§ Reading passage
»»
Pretty much every productivity expert urges you to focus on one project at time. I, on the other hand, prefer to teeter on the brink of overload at all times, which is why this newsletter exists. I honestly find that having only a single project is less productive for me overall than juggling multiple. That said, I do have a loose system to tame the chaos: each week there is one primary project and one secondary project.
Primary projects are the priority during "regular" work days but if I'm stuck, or bored, or just feel overwhelming like doing something else then I do the secondary project. This week the primary focus was The Song of The Fae and this newsletter was the second. Lately the lineup has been rotating between game development, writing, making videos, freelance work, meditation, open source library dev, generative art and general research. Next week onwards it's going to be different again.
I find that bouncing around between projects keeps me in creative flow. Ideas from one project will mix with the problems of another, letting me consider the task in a different light. I think I'm pretty good at examining, monitoring and tuning this process after doing it for most of my life. I've tried variations, different time intervals etc. but this seems like the best fit. As I mentioned in Challenge and flow, my enjoyment of a task is strongly correlated to the challenge it poses and I seem to acclimate to new challenges quickly. I can be in over my head at the start of a week but I've usually tamed the problem by the weekend, and I'll be dragging my feet after a few weeks1.
««
§ Material shown
»»
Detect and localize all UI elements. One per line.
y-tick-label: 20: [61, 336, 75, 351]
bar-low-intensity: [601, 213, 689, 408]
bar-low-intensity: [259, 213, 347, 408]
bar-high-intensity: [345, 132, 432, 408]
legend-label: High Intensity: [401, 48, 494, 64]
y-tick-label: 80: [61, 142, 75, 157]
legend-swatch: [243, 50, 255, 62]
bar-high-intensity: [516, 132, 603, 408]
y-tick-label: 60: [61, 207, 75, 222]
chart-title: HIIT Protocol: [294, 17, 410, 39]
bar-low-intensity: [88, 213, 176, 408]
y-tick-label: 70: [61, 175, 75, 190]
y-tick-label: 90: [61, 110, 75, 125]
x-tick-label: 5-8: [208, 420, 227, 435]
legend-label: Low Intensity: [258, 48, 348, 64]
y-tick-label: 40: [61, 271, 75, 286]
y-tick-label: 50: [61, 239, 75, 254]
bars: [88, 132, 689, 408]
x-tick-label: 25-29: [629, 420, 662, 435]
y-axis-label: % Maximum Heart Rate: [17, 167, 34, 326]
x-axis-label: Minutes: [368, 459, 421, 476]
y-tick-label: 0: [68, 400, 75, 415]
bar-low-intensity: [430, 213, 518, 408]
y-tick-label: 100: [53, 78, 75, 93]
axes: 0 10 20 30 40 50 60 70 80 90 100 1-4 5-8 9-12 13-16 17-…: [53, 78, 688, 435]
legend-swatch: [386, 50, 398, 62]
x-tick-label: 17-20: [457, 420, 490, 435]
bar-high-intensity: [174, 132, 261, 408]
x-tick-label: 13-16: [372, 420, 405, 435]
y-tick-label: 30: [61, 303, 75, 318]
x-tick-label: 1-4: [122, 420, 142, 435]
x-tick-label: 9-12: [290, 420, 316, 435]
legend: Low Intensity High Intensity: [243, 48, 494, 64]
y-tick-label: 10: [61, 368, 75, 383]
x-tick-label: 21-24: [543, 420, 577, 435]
««
§ Task list
- 1) Answer these from the passage on juggling projects:
(a) How many primary projects are there each week?
(b) What was the primary focus this week?
(c) What is enjoyment of a task strongly correlated to?
- 2) Repeat the stretch from "I find that" through "a few weeks1." in the passage on juggling projects, swapping "bouncing around" for "switching".
The entries have nothing to do with the passage on juggling projects.

§ Task solutions
- 1)
(a) One.
(b) The Song of The Fae.
(c) The challenge it poses.

- 2)
I find that switching between projects keeps me in creative flow. Ideas from one project will mix with the problems of another, letting me consider the task in a different light. I think I'm pretty good at examining, monitoring and tuning this process after doing it for most of my life. I've tried variations, different time intervals etc. but this seems like the best fit. As I mentioned in Challenge and flow, my enjoyment of a task is strongly correlated to the challenge it poses and I seem to acclimate to new challenges quickly. I can be in over my head at the start of a week but I've usually tamed the problem by the weekend, and I'll be dragging my feet after a few weeks1.